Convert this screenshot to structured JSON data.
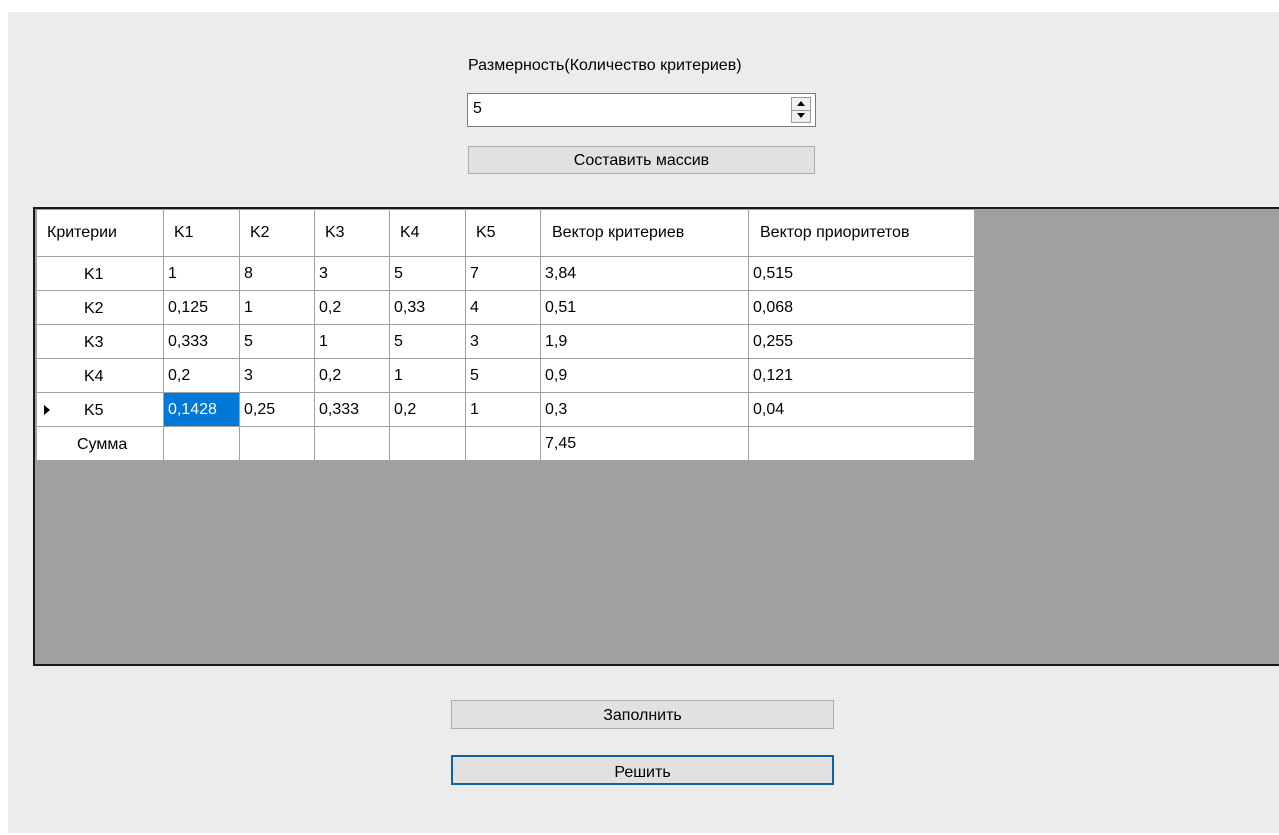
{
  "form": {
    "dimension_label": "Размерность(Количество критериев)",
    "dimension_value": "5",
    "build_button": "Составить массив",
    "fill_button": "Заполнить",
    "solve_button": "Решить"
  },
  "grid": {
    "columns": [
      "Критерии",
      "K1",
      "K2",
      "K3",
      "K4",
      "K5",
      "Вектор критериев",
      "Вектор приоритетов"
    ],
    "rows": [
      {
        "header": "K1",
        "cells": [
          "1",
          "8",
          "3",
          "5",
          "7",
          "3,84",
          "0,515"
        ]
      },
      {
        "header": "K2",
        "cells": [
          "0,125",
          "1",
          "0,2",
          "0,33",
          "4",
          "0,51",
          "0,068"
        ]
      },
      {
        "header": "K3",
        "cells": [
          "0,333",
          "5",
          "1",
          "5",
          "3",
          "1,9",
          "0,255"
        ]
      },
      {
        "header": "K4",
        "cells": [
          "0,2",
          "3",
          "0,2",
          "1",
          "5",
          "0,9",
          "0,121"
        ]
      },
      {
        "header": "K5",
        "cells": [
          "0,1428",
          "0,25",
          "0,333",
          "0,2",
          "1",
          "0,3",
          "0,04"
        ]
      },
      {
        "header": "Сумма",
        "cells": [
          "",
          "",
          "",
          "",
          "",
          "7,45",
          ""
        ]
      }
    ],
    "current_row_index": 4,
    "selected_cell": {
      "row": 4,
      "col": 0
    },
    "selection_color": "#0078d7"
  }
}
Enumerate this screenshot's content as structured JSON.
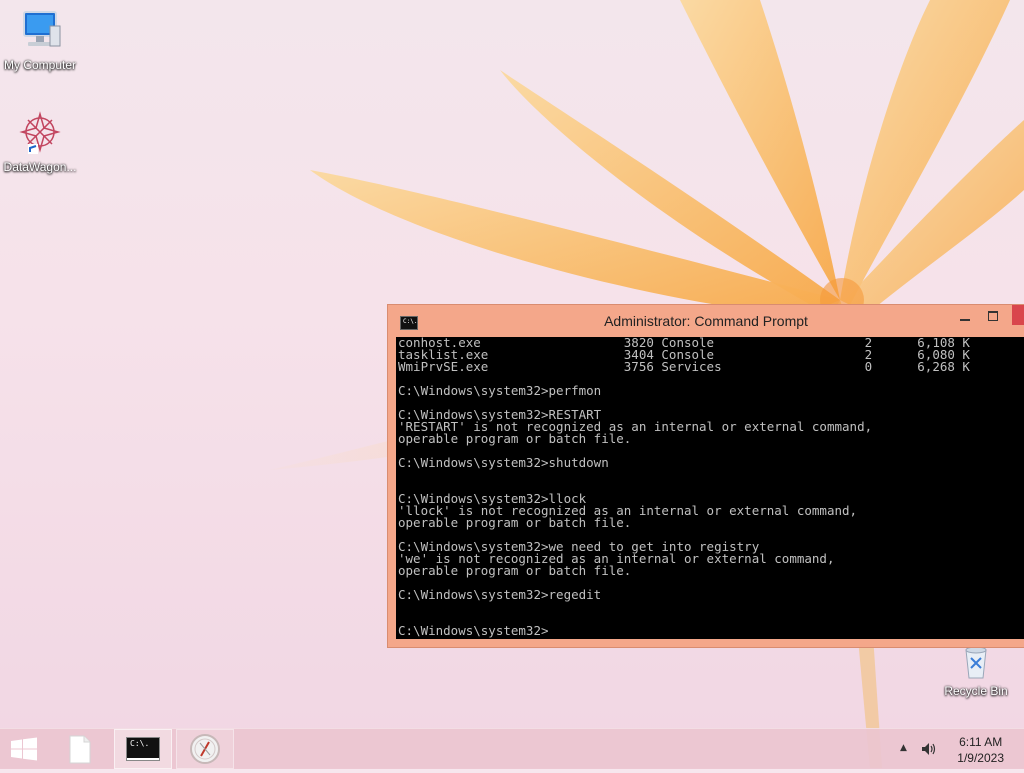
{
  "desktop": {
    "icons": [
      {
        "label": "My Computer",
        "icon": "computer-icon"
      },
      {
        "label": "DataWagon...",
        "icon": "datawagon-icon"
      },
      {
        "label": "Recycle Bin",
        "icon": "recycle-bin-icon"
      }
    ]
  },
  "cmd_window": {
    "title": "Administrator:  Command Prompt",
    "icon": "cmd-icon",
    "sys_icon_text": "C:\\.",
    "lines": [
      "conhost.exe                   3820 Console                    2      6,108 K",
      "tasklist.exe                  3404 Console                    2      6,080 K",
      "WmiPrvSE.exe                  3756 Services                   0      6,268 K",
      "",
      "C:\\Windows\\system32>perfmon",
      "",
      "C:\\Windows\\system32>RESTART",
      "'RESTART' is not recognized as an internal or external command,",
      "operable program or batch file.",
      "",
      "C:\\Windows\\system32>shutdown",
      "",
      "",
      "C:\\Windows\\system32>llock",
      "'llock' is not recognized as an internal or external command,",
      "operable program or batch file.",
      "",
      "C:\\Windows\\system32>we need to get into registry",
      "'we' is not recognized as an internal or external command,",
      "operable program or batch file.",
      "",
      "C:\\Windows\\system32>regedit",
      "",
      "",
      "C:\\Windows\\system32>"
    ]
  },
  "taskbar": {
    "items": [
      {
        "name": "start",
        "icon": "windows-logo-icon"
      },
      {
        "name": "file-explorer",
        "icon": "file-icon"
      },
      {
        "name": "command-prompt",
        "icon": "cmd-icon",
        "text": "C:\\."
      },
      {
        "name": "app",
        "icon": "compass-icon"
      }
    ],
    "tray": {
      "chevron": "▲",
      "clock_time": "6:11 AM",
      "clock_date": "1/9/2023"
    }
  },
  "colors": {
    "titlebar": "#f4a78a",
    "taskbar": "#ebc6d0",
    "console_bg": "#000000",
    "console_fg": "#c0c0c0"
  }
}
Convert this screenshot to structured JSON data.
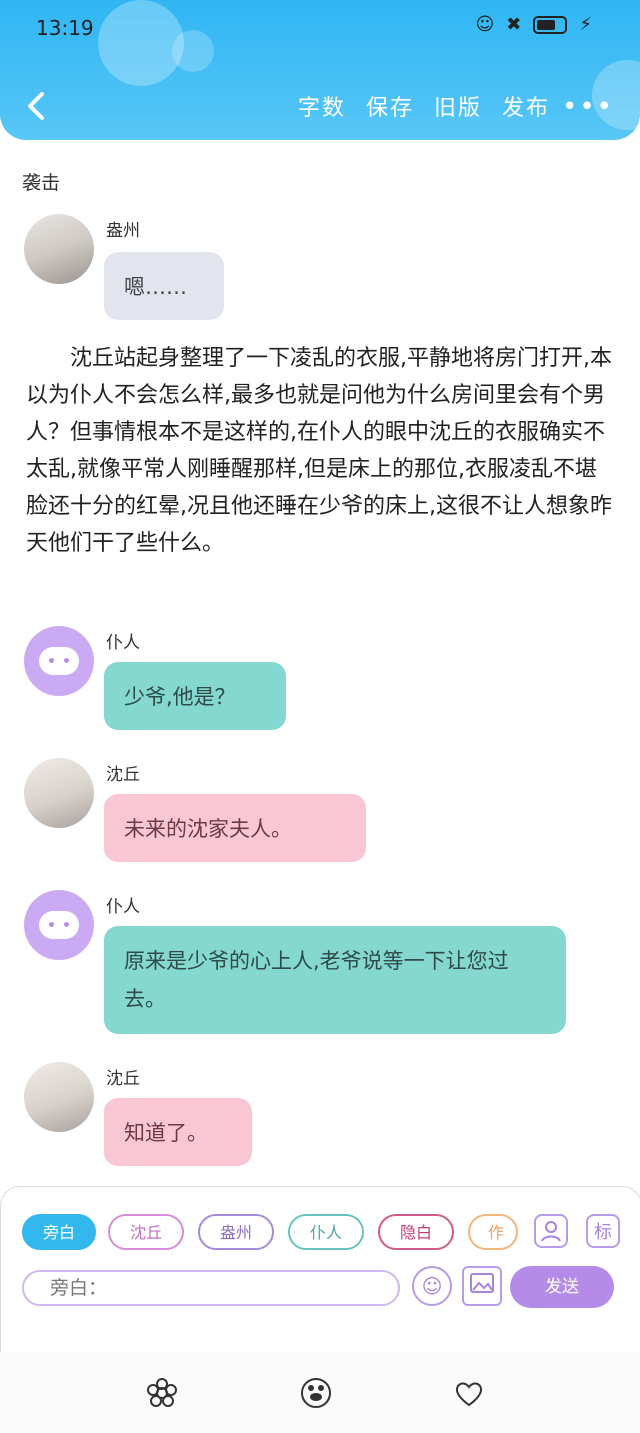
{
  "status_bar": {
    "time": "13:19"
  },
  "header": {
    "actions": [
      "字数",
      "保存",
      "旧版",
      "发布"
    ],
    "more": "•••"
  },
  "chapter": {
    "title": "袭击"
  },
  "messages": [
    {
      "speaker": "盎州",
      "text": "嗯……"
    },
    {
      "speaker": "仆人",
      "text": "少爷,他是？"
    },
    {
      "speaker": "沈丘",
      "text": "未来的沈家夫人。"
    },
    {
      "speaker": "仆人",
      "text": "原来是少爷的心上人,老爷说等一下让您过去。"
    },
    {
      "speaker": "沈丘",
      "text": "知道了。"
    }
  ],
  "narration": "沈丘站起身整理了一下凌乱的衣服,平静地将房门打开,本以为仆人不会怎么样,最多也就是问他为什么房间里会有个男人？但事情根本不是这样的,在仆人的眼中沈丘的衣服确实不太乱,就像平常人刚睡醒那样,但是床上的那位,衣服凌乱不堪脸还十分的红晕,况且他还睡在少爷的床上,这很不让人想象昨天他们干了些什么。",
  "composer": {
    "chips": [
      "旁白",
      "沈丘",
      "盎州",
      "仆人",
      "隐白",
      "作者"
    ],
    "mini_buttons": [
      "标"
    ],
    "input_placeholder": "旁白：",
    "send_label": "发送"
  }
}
*-*-*
Written task: Repeat the records above exactly, leaving out any pictures they contain.

Answer:
Convert this screenshot to structured JSON data.
{
  "form": {
    "dimension_label": "Размерность(Количество критериев)",
    "dimension_value": "5",
    "build_button": "Составить массив",
    "fill_button": "Заполнить",
    "solve_button": "Решить"
  },
  "grid": {
    "columns": [
      "Критерии",
      "K1",
      "K2",
      "K3",
      "K4",
      "K5",
      "Вектор критериев",
      "Вектор приоритетов"
    ],
    "rows": [
      {
        "header": "K1",
        "cells": [
          "1",
          "8",
          "3",
          "5",
          "7",
          "3,84",
          "0,515"
        ]
      },
      {
        "header": "K2",
        "cells": [
          "0,125",
          "1",
          "0,2",
          "0,33",
          "4",
          "0,51",
          "0,068"
        ]
      },
      {
        "header": "K3",
        "cells": [
          "0,333",
          "5",
          "1",
          "5",
          "3",
          "1,9",
          "0,255"
        ]
      },
      {
        "header": "K4",
        "cells": [
          "0,2",
          "3",
          "0,2",
          "1",
          "5",
          "0,9",
          "0,121"
        ]
      },
      {
        "header": "K5",
        "cells": [
          "0,1428",
          "0,25",
          "0,333",
          "0,2",
          "1",
          "0,3",
          "0,04"
        ]
      },
      {
        "header": "Сумма",
        "cells": [
          "",
          "",
          "",
          "",
          "",
          "7,45",
          ""
        ]
      }
    ],
    "current_row_index": 4,
    "selected_cell": {
      "row": 4,
      "col": 0
    },
    "selection_color": "#0078d7"
  }
}
Enumerate this screenshot's content as structured JSON.
{
  "desktop": {
    "icons": [
      {
        "label": "My Computer",
        "icon": "computer-icon"
      },
      {
        "label": "DataWagon...",
        "icon": "datawagon-icon"
      },
      {
        "label": "Recycle Bin",
        "icon": "recycle-bin-icon"
      }
    ]
  },
  "cmd_window": {
    "title": "Administrator:  Command Prompt",
    "icon": "cmd-icon",
    "sys_icon_text": "C:\\.",
    "lines": [
      "conhost.exe                   3820 Console                    2      6,108 K",
      "tasklist.exe                  3404 Console                    2      6,080 K",
      "WmiPrvSE.exe                  3756 Services                   0      6,268 K",
      "",
      "C:\\Windows\\system32>perfmon",
      "",
      "C:\\Windows\\system32>RESTART",
      "'RESTART' is not recognized as an internal or external command,",
      "operable program or batch file.",
      "",
      "C:\\Windows\\system32>shutdown",
      "",
      "",
      "C:\\Windows\\system32>llock",
      "'llock' is not recognized as an internal or external command,",
      "operable program or batch file.",
      "",
      "C:\\Windows\\system32>we need to get into registry",
      "'we' is not recognized as an internal or external command,",
      "operable program or batch file.",
      "",
      "C:\\Windows\\system32>regedit",
      "",
      "",
      "C:\\Windows\\system32>"
    ]
  },
  "taskbar": {
    "items": [
      {
        "name": "start",
        "icon": "windows-logo-icon"
      },
      {
        "name": "file-explorer",
        "icon": "file-icon"
      },
      {
        "name": "command-prompt",
        "icon": "cmd-icon",
        "text": "C:\\."
      },
      {
        "name": "app",
        "icon": "compass-icon"
      }
    ],
    "tray": {
      "chevron": "▲",
      "clock_time": "6:11 AM",
      "clock_date": "1/9/2023"
    }
  },
  "colors": {
    "titlebar": "#f4a78a",
    "taskbar": "#ebc6d0",
    "console_bg": "#000000",
    "console_fg": "#c0c0c0"
  }
}
Convert this screenshot to structured JSON data.
{
  "status_bar": {
    "time": "13:19"
  },
  "header": {
    "actions": [
      "字数",
      "保存",
      "旧版",
      "发布"
    ],
    "more": "•••"
  },
  "chapter": {
    "title": "袭击"
  },
  "messages": [
    {
      "speaker": "盎州",
      "text": "嗯……"
    },
    {
      "speaker": "仆人",
      "text": "少爷,他是？"
    },
    {
      "speaker": "沈丘",
      "text": "未来的沈家夫人。"
    },
    {
      "speaker": "仆人",
      "text": "原来是少爷的心上人,老爷说等一下让您过去。"
    },
    {
      "speaker": "沈丘",
      "text": "知道了。"
    }
  ],
  "narration": "沈丘站起身整理了一下凌乱的衣服,平静地将房门打开,本以为仆人不会怎么样,最多也就是问他为什么房间里会有个男人？但事情根本不是这样的,在仆人的眼中沈丘的衣服确实不太乱,就像平常人刚睡醒那样,但是床上的那位,衣服凌乱不堪脸还十分的红晕,况且他还睡在少爷的床上,这很不让人想象昨天他们干了些什么。",
  "composer": {
    "chips": [
      "旁白",
      "沈丘",
      "盎州",
      "仆人",
      "隐白",
      "作者"
    ],
    "mini_buttons": [
      "标"
    ],
    "input_placeholder": "旁白：",
    "send_label": "发送"
  }
}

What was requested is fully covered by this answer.